⟨

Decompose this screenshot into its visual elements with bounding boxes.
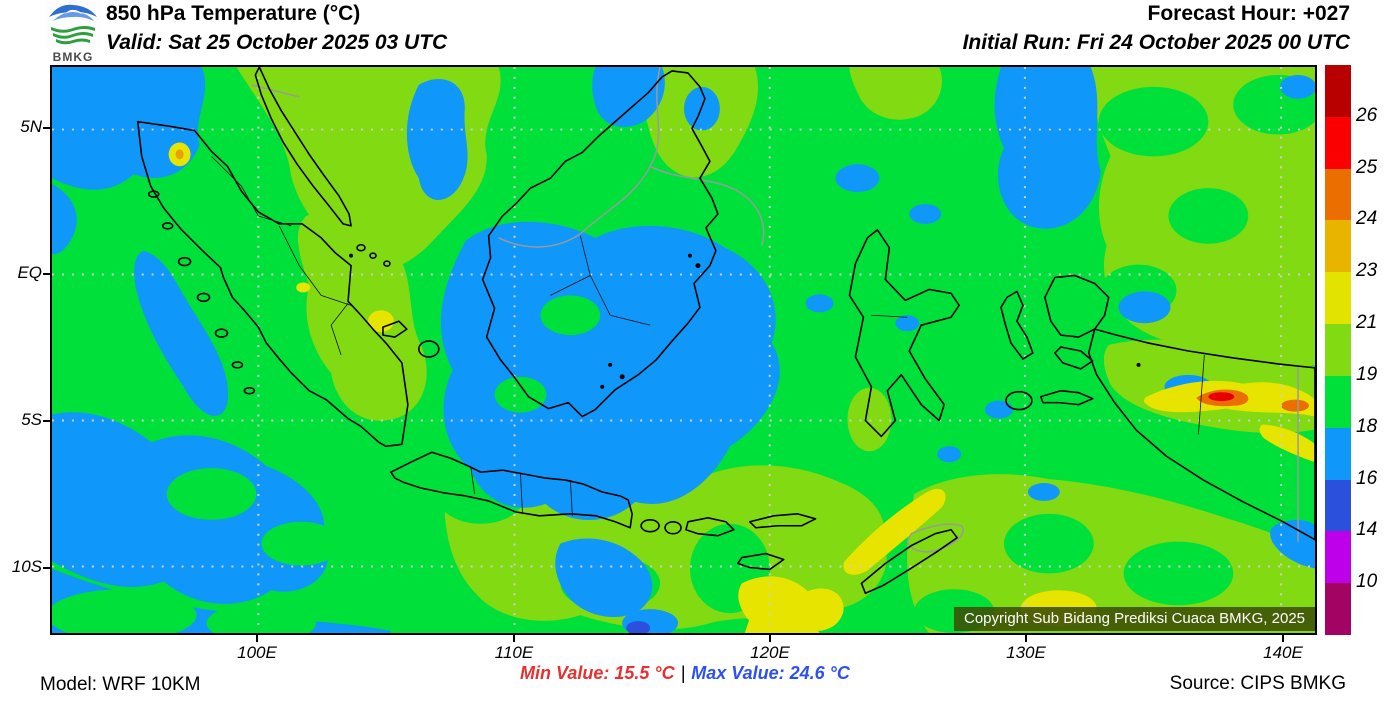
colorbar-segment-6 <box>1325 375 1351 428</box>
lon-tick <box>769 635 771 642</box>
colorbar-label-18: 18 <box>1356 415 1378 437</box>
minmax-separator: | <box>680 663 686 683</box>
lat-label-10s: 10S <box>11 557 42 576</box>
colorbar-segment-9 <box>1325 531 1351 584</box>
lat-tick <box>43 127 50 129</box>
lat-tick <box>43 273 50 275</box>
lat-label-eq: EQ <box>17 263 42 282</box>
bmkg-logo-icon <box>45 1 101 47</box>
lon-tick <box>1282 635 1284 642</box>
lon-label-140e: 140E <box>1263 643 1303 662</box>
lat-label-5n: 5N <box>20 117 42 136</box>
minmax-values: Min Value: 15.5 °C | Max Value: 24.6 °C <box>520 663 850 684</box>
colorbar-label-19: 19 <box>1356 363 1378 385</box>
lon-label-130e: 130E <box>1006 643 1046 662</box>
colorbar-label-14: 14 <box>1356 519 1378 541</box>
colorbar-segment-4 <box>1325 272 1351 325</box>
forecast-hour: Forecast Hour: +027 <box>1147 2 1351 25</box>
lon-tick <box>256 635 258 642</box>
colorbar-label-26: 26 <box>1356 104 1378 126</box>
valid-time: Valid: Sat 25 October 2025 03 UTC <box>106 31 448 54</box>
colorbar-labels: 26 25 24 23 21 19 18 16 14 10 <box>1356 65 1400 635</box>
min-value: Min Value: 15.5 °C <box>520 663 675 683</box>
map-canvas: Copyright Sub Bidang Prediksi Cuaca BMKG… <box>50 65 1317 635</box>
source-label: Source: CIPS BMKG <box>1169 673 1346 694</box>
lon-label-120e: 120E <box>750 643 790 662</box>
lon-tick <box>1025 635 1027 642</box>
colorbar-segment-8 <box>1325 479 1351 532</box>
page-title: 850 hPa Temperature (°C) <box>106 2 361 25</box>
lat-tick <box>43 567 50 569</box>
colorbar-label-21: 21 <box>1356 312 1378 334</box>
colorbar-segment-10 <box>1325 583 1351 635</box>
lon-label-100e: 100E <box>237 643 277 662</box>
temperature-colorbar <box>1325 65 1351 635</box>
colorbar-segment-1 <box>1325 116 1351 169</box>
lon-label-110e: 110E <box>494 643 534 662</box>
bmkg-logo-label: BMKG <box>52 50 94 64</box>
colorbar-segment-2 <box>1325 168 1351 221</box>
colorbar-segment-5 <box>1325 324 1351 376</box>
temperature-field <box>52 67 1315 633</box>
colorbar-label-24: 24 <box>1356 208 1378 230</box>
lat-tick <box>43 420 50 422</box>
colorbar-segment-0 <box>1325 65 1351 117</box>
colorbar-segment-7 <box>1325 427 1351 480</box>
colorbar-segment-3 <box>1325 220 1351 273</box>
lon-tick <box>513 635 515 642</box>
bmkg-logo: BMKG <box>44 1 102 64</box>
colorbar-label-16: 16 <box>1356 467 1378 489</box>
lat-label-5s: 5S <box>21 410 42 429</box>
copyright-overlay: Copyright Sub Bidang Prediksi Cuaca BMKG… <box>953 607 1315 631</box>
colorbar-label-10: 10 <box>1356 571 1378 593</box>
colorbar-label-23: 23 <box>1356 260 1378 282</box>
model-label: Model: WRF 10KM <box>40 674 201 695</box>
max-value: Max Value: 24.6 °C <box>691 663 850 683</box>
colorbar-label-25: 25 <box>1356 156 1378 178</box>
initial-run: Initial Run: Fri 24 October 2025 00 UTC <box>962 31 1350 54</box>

⟩
⟨

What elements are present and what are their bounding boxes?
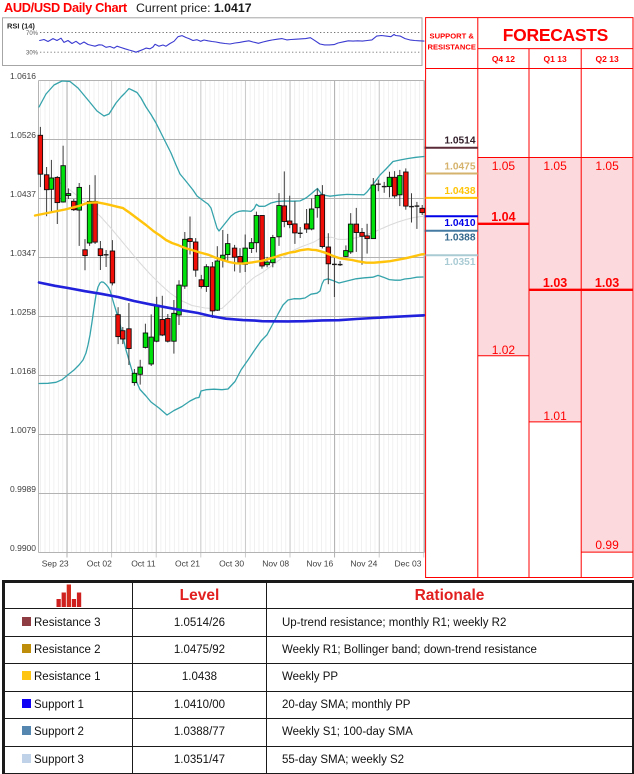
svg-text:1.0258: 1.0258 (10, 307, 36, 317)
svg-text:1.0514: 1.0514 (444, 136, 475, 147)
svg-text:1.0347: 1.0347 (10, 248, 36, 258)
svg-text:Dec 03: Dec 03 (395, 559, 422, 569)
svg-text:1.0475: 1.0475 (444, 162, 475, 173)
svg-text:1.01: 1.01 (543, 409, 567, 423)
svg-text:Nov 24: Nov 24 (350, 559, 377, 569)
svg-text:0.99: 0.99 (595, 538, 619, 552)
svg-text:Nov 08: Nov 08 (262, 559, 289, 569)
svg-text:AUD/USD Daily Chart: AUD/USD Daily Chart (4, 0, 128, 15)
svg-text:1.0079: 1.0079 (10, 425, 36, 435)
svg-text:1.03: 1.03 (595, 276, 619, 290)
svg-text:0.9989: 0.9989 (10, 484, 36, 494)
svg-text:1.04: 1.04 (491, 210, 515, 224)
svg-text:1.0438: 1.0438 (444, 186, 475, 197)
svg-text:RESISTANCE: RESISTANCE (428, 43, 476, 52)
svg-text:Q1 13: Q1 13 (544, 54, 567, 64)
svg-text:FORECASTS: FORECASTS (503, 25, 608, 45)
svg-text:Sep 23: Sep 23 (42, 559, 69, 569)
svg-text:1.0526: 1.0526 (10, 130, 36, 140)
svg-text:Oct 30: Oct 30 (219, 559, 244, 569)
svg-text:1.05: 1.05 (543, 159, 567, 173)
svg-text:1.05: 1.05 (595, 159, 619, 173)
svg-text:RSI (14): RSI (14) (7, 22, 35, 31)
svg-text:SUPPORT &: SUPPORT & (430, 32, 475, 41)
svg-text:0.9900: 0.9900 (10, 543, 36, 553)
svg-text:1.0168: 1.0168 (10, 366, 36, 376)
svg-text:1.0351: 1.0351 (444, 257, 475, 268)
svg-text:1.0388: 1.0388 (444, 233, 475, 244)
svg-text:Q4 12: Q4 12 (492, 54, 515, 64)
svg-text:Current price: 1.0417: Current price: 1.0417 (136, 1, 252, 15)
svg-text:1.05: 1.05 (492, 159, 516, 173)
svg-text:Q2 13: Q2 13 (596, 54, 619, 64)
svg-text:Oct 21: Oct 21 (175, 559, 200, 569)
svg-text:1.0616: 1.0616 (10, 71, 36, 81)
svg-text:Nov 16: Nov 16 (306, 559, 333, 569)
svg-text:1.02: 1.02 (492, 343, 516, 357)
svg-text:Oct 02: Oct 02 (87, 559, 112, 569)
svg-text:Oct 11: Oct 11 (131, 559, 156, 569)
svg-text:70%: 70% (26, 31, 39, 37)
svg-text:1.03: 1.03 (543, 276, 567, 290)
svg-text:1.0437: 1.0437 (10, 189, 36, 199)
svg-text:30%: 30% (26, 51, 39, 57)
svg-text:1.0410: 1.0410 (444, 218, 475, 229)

⟩
⟨

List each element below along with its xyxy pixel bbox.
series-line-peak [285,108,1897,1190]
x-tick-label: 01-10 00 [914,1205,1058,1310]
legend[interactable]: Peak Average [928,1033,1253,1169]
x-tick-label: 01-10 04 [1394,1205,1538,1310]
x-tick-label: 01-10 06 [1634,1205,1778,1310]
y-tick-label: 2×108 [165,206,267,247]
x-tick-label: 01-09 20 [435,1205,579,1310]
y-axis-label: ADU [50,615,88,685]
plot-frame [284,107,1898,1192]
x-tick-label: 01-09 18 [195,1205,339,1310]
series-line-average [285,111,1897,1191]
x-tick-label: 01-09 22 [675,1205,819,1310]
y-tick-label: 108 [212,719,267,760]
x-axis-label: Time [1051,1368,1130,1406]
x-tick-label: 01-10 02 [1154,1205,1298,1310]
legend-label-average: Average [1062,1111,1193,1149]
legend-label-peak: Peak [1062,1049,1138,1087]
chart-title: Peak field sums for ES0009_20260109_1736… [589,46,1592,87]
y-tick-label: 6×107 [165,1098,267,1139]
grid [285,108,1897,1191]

⟩

TASK STATEMENT —
Format the records from the line containing "svg-text:1.0258: 1.0258 (10, 307, 36, 317)" through the line containing "svg-text:Nov 24: Nov 24 (350, 559, 377, 569)" as a Markdown table with the columns No. and Line, one row per line and blank lines left out.

ANSWER TO THE TASK —
| No. | Line |
|---|---|
| 1 | svg-text:1.0258: 1.0258 (10, 307, 36, 317) |
| 2 | svg-text:1.0514: 1.0514 (444, 136, 475, 147) |
| 3 | svg-text:1.0347: 1.0347 (10, 248, 36, 258) |
| 4 | svg-text:Dec 03: Dec 03 (395, 559, 422, 569) |
| 5 | svg-text:1.0475: 1.0475 (444, 162, 475, 173) |
| 6 | svg-text:1.01: 1.01 (543, 409, 567, 423) |
| 7 | svg-text:Nov 24: Nov 24 (350, 559, 377, 569) |